PROBLEM TO SOLVE >> Repeat each line of the material exactly.

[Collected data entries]
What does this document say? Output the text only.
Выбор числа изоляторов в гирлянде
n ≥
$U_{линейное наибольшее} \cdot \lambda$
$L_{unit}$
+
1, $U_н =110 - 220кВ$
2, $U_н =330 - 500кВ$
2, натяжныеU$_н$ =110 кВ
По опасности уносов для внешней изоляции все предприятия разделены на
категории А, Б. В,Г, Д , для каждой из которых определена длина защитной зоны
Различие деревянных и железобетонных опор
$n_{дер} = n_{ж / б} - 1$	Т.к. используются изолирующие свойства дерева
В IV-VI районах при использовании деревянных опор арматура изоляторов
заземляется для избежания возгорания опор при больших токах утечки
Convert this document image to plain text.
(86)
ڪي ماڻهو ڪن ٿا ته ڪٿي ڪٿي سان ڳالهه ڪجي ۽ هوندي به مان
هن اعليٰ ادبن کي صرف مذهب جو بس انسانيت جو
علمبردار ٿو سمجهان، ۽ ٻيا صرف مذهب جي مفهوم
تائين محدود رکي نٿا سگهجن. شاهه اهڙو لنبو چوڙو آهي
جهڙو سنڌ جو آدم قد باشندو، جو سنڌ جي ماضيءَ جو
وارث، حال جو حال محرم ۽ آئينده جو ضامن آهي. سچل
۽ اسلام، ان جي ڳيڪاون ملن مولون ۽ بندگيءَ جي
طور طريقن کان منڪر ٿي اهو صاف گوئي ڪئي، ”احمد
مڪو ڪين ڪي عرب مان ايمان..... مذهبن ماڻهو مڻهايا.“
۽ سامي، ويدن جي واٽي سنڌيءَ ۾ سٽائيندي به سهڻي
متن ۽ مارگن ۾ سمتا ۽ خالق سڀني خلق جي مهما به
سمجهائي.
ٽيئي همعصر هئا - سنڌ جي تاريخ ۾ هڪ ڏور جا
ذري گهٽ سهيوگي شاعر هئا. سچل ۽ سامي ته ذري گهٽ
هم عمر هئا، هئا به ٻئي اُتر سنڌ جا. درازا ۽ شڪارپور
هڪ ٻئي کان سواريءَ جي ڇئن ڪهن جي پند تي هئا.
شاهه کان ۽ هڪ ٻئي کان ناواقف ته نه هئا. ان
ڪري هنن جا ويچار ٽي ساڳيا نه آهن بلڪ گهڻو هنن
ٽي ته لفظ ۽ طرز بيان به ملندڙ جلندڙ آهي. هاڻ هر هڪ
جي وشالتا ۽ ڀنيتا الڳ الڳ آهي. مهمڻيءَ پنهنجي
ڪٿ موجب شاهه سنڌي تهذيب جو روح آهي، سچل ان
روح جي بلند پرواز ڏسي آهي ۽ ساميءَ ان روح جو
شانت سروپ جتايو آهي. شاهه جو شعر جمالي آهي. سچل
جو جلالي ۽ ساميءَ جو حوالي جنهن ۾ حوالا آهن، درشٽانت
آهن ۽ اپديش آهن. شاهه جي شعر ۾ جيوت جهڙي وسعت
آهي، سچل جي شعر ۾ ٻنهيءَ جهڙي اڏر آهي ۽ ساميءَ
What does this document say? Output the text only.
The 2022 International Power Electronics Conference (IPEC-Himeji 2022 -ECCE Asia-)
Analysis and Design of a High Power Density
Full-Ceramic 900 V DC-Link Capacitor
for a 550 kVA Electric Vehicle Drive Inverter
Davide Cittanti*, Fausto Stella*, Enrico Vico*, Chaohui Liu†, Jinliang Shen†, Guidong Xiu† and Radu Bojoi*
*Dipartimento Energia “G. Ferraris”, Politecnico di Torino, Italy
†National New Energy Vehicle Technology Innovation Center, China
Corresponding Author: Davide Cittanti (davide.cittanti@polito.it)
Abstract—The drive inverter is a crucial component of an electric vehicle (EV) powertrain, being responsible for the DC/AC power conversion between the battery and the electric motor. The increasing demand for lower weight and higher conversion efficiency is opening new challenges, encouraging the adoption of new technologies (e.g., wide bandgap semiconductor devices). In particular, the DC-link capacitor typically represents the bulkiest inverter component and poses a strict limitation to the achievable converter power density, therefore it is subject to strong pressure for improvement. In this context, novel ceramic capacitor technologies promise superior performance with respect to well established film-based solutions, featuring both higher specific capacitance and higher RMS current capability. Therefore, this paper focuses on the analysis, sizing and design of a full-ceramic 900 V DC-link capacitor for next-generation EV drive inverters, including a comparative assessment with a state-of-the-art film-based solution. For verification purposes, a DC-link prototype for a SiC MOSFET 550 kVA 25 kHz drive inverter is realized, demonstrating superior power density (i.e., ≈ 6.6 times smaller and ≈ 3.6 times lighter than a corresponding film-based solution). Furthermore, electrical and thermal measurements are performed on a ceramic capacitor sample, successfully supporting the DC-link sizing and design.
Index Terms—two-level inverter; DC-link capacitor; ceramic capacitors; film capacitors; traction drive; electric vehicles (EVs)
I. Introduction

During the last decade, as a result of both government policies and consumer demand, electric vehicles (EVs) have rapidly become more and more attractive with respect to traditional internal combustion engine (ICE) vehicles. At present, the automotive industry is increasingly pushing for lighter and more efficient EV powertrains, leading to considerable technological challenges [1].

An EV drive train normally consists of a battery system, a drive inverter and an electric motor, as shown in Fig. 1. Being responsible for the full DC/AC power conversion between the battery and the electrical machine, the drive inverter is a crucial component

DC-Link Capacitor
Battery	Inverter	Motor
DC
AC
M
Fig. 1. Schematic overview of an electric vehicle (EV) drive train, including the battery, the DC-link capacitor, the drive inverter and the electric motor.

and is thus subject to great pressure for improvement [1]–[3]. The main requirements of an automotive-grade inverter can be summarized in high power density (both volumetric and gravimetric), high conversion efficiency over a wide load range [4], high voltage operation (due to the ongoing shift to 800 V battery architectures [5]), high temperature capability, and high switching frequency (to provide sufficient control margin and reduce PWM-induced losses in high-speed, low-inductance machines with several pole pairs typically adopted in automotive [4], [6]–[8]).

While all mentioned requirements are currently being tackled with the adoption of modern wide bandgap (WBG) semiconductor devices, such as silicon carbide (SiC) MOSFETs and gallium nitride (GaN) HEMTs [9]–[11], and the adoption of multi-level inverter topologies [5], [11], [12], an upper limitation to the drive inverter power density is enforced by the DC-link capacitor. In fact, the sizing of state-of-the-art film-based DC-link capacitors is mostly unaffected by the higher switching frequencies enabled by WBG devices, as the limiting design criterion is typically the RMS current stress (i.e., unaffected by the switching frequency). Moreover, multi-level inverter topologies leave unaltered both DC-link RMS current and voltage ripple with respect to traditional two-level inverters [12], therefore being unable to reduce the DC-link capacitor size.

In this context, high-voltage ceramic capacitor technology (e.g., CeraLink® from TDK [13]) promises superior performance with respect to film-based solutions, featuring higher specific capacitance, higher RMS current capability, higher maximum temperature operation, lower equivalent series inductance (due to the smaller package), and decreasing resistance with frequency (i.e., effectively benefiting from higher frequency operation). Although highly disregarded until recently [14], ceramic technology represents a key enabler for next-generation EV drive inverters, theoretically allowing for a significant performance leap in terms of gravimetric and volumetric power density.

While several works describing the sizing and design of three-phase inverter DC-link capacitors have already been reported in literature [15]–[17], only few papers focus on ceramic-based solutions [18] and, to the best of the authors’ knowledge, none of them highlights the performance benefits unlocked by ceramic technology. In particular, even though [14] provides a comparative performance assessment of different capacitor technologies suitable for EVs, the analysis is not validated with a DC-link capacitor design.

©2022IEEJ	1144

EXERCISE RESULT >>
What does this document say? Output the text only.
Выбор числа изоляторов в гирлянде
n ≥
$U_{линейное наибольшее} \cdot \lambda$
$L_{unit}$
+
1, $U_н =110 - 220кВ$
2, $U_н =330 - 500кВ$
2, натяжныеU$_н$ =110 кВ
По опасности уносов для внешней изоляции все предприятия разделены на
категории А, Б. В,Г, Д , для каждой из которых определена длина защитной зоны
Различие деревянных и железобетонных опор
$n_{дер} = n_{ж / б} - 1$	Т.к. используются изолирующие свойства дерева
В IV-VI районах при использовании деревянных опор арматура изоляторов
заземляется для избежания возгорания опор при больших токах утечки
Convert this document image to plain text.
(86)
ڪي ماڻهو ڪن ٿا ته ڪٿي ڪٿي سان ڳالهه ڪجي ۽ هوندي به مان
هن اعليٰ ادبن کي صرف مذهب جو بس انسانيت جو
علمبردار ٿو سمجهان، ۽ ٻيا صرف مذهب جي مفهوم
تائين محدود رکي نٿا سگهجن. شاهه اهڙو لنبو چوڙو آهي
جهڙو سنڌ جو آدم قد باشندو، جو سنڌ جي ماضيءَ جو
وارث، حال جو حال محرم ۽ آئينده جو ضامن آهي. سچل
۽ اسلام، ان جي ڳيڪاون ملن مولون ۽ بندگيءَ جي
طور طريقن کان منڪر ٿي اهو صاف گوئي ڪئي، ”احمد
مڪو ڪين ڪي عرب مان ايمان..... مذهبن ماڻهو مڻهايا.“
۽ سامي، ويدن جي واٽي سنڌيءَ ۾ سٽائيندي به سهڻي
متن ۽ مارگن ۾ سمتا ۽ خالق سڀني خلق جي مهما به
سمجهائي.
ٽيئي همعصر هئا - سنڌ جي تاريخ ۾ هڪ ڏور جا
ذري گهٽ سهيوگي شاعر هئا. سچل ۽ سامي ته ذري گهٽ
هم عمر هئا، هئا به ٻئي اُتر سنڌ جا. درازا ۽ شڪارپور
هڪ ٻئي کان سواريءَ جي ڇئن ڪهن جي پند تي هئا.
شاهه کان ۽ هڪ ٻئي کان ناواقف ته نه هئا. ان
ڪري هنن جا ويچار ٽي ساڳيا نه آهن بلڪ گهڻو هنن
ٽي ته لفظ ۽ طرز بيان به ملندڙ جلندڙ آهي. هاڻ هر هڪ
جي وشالتا ۽ ڀنيتا الڳ الڳ آهي. مهمڻيءَ پنهنجي
ڪٿ موجب شاهه سنڌي تهذيب جو روح آهي، سچل ان
روح جي بلند پرواز ڏسي آهي ۽ ساميءَ ان روح جو
شانت سروپ جتايو آهي. شاهه جو شعر جمالي آهي. سچل
جو جلالي ۽ ساميءَ جو حوالي جنهن ۾ حوالا آهن، درشٽانت
آهن ۽ اپديش آهن. شاهه جي شعر ۾ جيوت جهڙي وسعت
آهي، سچل جي شعر ۾ ٻنهيءَ جهڙي اڏر آهي ۽ ساميءَ
What does this document say? Output the text only.
The 2022 International Power Electronics Conference (IPEC-Himeji 2022 -ECCE Asia-)
Analysis and Design of a High Power Density
Full-Ceramic 900 V DC-Link Capacitor
for a 550 kVA Electric Vehicle Drive Inverter
Davide Cittanti*, Fausto Stella*, Enrico Vico*, Chaohui Liu†, Jinliang Shen†, Guidong Xiu† and Radu Bojoi*
*Dipartimento Energia “G. Ferraris”, Politecnico di Torino, Italy
†National New Energy Vehicle Technology Innovation Center, China
Corresponding Author: Davide Cittanti (davide.cittanti@polito.it)
Abstract—The drive inverter is a crucial component of an electric vehicle (EV) powertrain, being responsible for the DC/AC power conversion between the battery and the electric motor. The increasing demand for lower weight and higher conversion efficiency is opening new challenges, encouraging the adoption of new technologies (e.g., wide bandgap semiconductor devices). In particular, the DC-link capacitor typically represents the bulkiest inverter component and poses a strict limitation to the achievable converter power density, therefore it is subject to strong pressure for improvement. In this context, novel ceramic capacitor technologies promise superior performance with respect to well established film-based solutions, featuring both higher specific capacitance and higher RMS current capability. Therefore, this paper focuses on the analysis, sizing and design of a full-ceramic 900 V DC-link capacitor for next-generation EV drive inverters, including a comparative assessment with a state-of-the-art film-based solution. For verification purposes, a DC-link prototype for a SiC MOSFET 550 kVA 25 kHz drive inverter is realized, demonstrating superior power density (i.e., ≈ 6.6 times smaller and ≈ 3.6 times lighter than a corresponding film-based solution). Furthermore, electrical and thermal measurements are performed on a ceramic capacitor sample, successfully supporting the DC-link sizing and design.
Index Terms—two-level inverter; DC-link capacitor; ceramic capacitors; film capacitors; traction drive; electric vehicles (EVs)
I. Introduction

During the last decade, as a result of both government policies and consumer demand, electric vehicles (EVs) have rapidly become more and more attractive with respect to traditional internal combustion engine (ICE) vehicles. At present, the automotive industry is increasingly pushing for lighter and more efficient EV powertrains, leading to considerable technological challenges [1].

An EV drive train normally consists of a battery system, a drive inverter and an electric motor, as shown in Fig. 1. Being responsible for the full DC/AC power conversion between the battery and the electrical machine, the drive inverter is a crucial component

DC-Link Capacitor
Battery	Inverter	Motor
DC
AC
M
Fig. 1. Schematic overview of an electric vehicle (EV) drive train, including the battery, the DC-link capacitor, the drive inverter and the electric motor.

and is thus subject to great pressure for improvement [1]–[3]. The main requirements of an automotive-grade inverter can be summarized in high power density (both volumetric and gravimetric), high conversion efficiency over a wide load range [4], high voltage operation (due to the ongoing shift to 800 V battery architectures [5]), high temperature capability, and high switching frequency (to provide sufficient control margin and reduce PWM-induced losses in high-speed, low-inductance machines with several pole pairs typically adopted in automotive [4], [6]–[8]).

While all mentioned requirements are currently being tackled with the adoption of modern wide bandgap (WBG) semiconductor devices, such as silicon carbide (SiC) MOSFETs and gallium nitride (GaN) HEMTs [9]–[11], and the adoption of multi-level inverter topologies [5], [11], [12], an upper limitation to the drive inverter power density is enforced by the DC-link capacitor. In fact, the sizing of state-of-the-art film-based DC-link capacitors is mostly unaffected by the higher switching frequencies enabled by WBG devices, as the limiting design criterion is typically the RMS current stress (i.e., unaffected by the switching frequency). Moreover, multi-level inverter topologies leave unaltered both DC-link RMS current and voltage ripple with respect to traditional two-level inverters [12], therefore being unable to reduce the DC-link capacitor size.

In this context, high-voltage ceramic capacitor technology (e.g., CeraLink® from TDK [13]) promises superior performance with respect to film-based solutions, featuring higher specific capacitance, higher RMS current capability, higher maximum temperature operation, lower equivalent series inductance (due to the smaller package), and decreasing resistance with frequency (i.e., effectively benefiting from higher frequency operation). Although highly disregarded until recently [14], ceramic technology represents a key enabler for next-generation EV drive inverters, theoretically allowing for a significant performance leap in terms of gravimetric and volumetric power density.

While several works describing the sizing and design of three-phase inverter DC-link capacitors have already been reported in literature [15]–[17], only few papers focus on ceramic-based solutions [18] and, to the best of the authors’ knowledge, none of them highlights the performance benefits unlocked by ceramic technology. In particular, even though [14] provides a comparative performance assessment of different capacitor technologies suitable for EVs, the analysis is not validated with a DC-link capacitor design.

©2022IEEJ	1144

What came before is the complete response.